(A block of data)

***

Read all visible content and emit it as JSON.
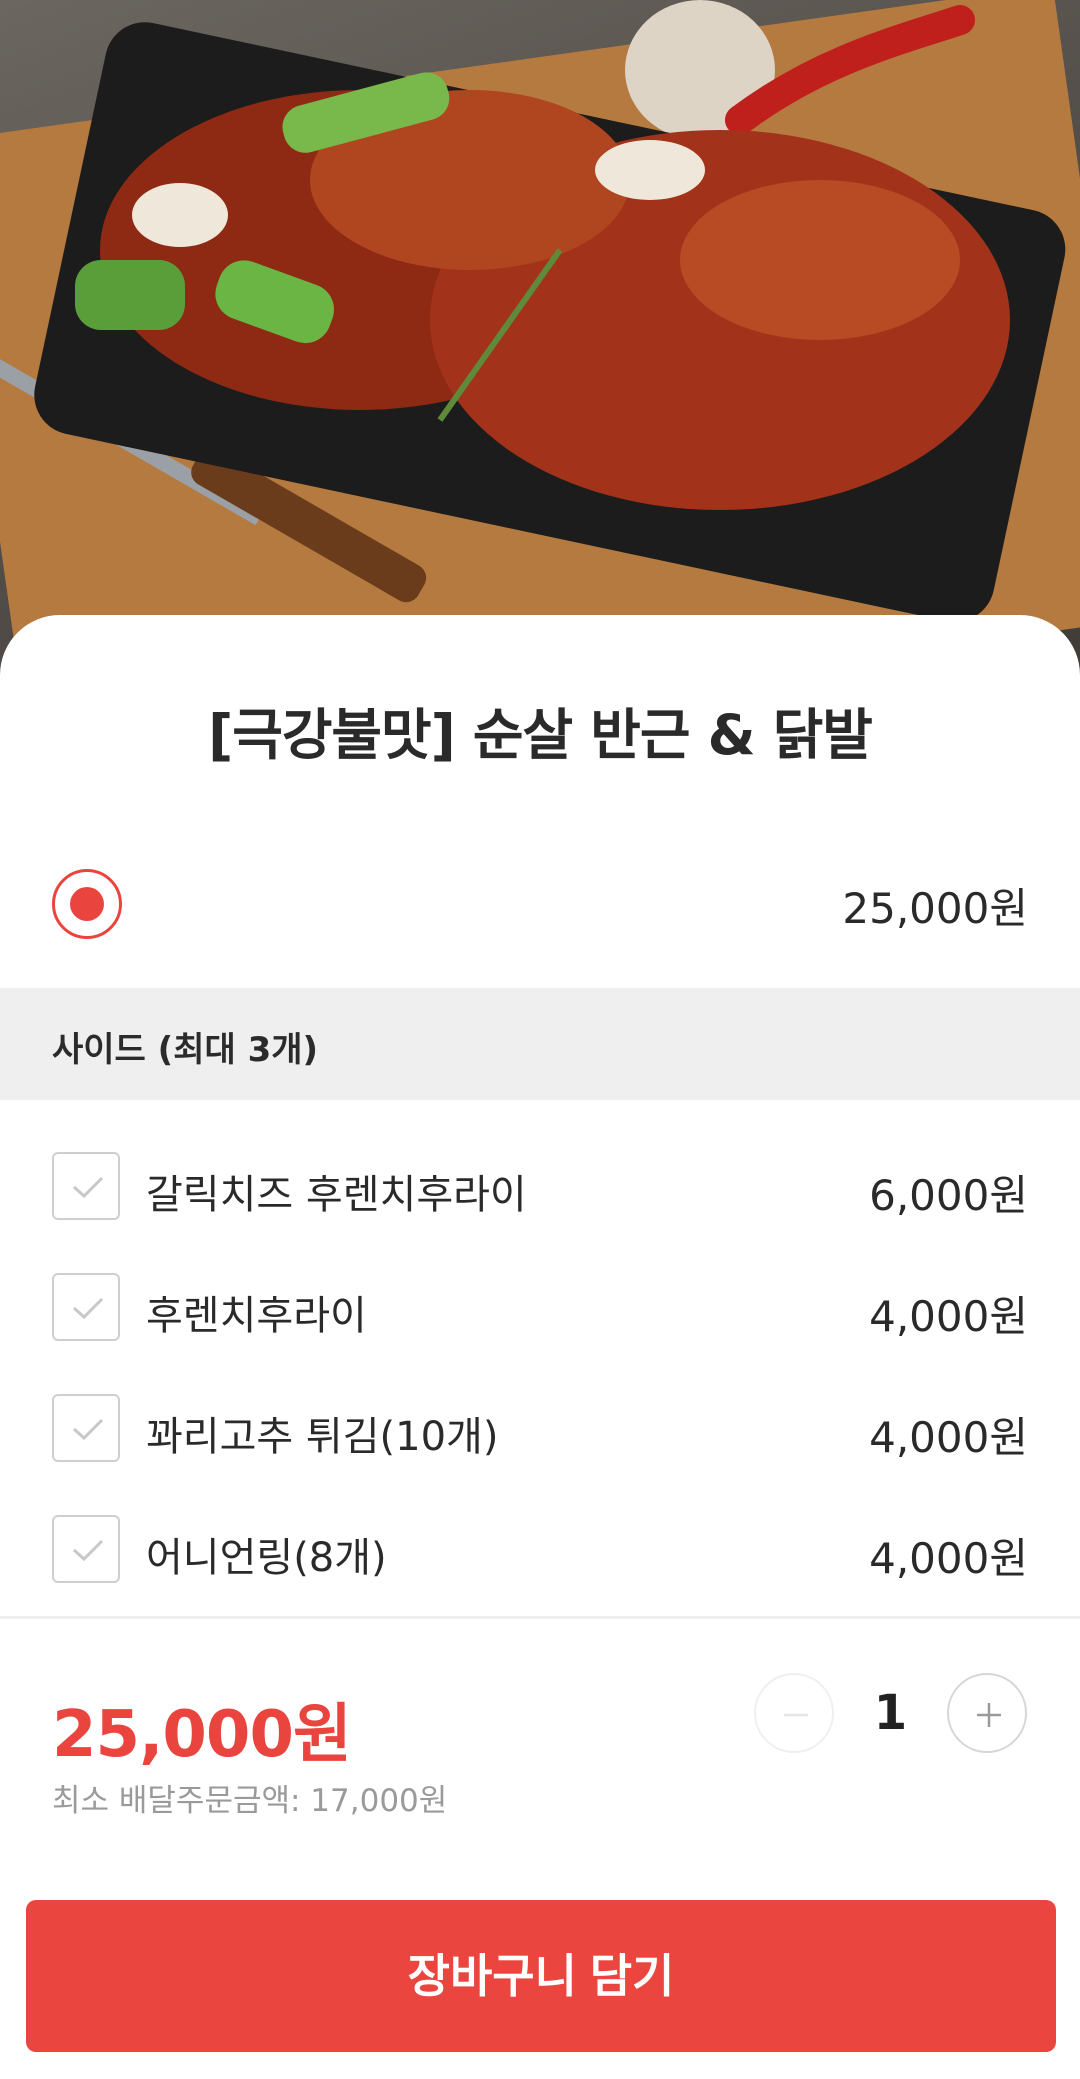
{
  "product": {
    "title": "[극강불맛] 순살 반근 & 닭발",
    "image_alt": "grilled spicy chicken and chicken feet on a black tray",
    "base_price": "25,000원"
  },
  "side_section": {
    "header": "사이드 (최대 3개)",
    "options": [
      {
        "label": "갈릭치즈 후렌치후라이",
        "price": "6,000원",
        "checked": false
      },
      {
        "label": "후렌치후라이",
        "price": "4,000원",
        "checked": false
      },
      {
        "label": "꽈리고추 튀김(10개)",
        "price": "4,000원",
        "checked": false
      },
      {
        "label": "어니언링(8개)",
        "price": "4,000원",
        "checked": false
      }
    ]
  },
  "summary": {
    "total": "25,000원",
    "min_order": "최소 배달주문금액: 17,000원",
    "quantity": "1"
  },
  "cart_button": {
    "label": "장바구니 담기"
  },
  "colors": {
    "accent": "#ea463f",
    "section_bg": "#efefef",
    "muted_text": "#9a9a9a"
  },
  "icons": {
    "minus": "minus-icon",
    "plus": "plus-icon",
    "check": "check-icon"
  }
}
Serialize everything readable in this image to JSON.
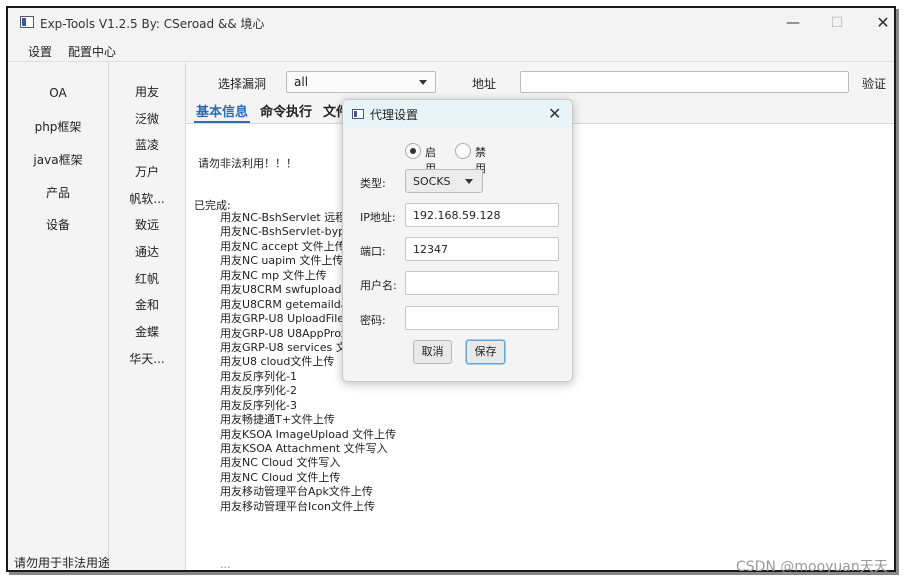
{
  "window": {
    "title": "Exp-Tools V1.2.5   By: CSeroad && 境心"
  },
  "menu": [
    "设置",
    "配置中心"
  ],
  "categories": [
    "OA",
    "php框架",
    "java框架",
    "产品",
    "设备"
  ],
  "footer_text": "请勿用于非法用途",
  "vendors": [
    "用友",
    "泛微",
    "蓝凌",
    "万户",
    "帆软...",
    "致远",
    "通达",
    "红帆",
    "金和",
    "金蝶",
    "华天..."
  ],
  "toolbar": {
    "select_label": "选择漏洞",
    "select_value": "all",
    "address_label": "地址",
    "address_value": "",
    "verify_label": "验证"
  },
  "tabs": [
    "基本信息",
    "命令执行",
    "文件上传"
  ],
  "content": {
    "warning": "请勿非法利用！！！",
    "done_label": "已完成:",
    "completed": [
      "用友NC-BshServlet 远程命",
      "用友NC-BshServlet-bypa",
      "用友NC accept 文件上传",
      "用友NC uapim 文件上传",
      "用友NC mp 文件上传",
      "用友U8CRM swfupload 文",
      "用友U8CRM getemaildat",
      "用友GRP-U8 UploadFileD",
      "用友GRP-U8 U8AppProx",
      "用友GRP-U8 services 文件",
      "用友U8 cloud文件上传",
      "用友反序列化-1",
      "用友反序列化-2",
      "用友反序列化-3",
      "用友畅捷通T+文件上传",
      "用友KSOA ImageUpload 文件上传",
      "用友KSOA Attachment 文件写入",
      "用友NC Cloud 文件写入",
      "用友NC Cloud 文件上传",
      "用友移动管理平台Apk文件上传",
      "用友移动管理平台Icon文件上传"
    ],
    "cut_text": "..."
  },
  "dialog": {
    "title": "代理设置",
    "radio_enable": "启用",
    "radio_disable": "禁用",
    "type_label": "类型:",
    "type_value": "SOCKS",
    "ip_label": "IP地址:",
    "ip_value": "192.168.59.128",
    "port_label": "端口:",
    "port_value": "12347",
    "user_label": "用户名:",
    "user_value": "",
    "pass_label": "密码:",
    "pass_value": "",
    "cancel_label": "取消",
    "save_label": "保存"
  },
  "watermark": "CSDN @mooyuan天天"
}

***

=== Stated goal ===
Pull every line containing "BshServlet" out of the data above.

=== Exercise response ===
      "用友NC-BshServlet 远程命",
      "用友NC-BshServlet-bypa",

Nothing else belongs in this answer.